| Quoted passage |
By Carey Gillam
KANSAS CITY, Mo., April 7 (Reuters) - Moves by the United States to provide more cash instead of commodities to fight a growing world food crisis are welcomed, but more is needed, a U.N. World Food Program (WFP) official said on Tuesday.
"Just because food prices have come down doesn’t mean the crisis is over," said Allan Jury, WFP director of U.S. relations.
The United States provides a little more than half of the world’s food aid, with an operating budget for food aid for fiscal 2008 of about $2.5 billion.
This year, WFP is projecting its needs will total nearly $6 billion, compared with about $5.7 billion in 2008.
The United States comes under frequent criticism because it is the only major donor that provides most of its food aid in the form of commodities rather than cash, a policy that benefits U.S. farmers. The food aid can be more beneficial if it is purchased locally or regionally in the area of the need, rather than in the United States and then shipped overseas, critics charge.
U.S. officials have acknowledged the criticism and have been working to make changes.
A new four-year, $60-million pilot program for just such local and regional purchases is getting under way with funding from the 2008 Farm Bill. And the U.S. Agency for International Development (USAID) is spending about $145 million for local procurement projects to bring aid to people in Somalia, Ethiopia, Nepal and elsewhere, said Dirk Dijkerman, an assistant administrator with USAID.
The moves are "a start in the right direction," but more is needed, Jury said.
"Most of the donors give us cash. The U.S. is one of the last that gives us any kind of commodities. We would very much welcome if the U.S. was able to join the flexibility of other donors," he said.

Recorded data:
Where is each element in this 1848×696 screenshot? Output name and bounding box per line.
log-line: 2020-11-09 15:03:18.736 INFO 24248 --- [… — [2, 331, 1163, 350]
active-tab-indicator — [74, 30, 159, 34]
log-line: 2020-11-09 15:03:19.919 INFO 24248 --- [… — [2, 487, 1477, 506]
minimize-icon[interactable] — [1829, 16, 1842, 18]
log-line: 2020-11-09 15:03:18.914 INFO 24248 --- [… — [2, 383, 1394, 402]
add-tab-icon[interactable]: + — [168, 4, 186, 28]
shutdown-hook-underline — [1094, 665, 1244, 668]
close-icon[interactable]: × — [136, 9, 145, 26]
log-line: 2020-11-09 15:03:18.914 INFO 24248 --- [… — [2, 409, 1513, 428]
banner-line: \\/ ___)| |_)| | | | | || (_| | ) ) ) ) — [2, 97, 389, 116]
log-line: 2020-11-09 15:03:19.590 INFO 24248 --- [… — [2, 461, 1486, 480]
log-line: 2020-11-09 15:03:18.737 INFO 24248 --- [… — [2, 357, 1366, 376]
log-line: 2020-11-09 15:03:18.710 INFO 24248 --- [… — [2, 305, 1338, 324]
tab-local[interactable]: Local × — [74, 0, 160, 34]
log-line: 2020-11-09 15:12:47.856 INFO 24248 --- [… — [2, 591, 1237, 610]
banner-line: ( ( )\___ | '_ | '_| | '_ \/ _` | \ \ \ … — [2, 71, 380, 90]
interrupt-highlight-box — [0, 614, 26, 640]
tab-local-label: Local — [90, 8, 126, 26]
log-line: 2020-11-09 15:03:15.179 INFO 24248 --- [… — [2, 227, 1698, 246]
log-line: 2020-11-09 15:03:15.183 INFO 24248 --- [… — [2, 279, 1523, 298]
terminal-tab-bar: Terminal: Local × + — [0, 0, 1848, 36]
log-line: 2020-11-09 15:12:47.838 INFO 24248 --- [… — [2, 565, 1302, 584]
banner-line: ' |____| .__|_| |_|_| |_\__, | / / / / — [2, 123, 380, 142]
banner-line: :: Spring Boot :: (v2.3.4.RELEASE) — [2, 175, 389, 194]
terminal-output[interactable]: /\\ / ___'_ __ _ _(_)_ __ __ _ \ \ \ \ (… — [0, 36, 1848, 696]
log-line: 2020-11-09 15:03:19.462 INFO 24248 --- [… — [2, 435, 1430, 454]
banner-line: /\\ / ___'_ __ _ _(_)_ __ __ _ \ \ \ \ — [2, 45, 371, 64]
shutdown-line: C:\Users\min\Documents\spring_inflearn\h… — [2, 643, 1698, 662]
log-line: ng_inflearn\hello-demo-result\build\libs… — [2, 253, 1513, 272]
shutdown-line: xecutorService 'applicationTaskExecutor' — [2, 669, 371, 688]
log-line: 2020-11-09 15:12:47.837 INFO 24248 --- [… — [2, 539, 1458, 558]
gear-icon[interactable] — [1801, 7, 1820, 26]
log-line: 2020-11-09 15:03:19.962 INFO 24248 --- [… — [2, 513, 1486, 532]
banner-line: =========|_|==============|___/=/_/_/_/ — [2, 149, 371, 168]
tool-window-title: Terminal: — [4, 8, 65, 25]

| Task requirements |
a – According to the food aid article, what total does WFP project for its needs this year?
b – Translate this sentence from the food aid article into Spanish: "U.S. officials have acknowledged the criticism and have been working to make changes."

| Worked solutions |
a – Nearly $6 billion.

b – Los funcionarios estadounidenses han reconocido las críticas y han estado trabajando para introducir cambios.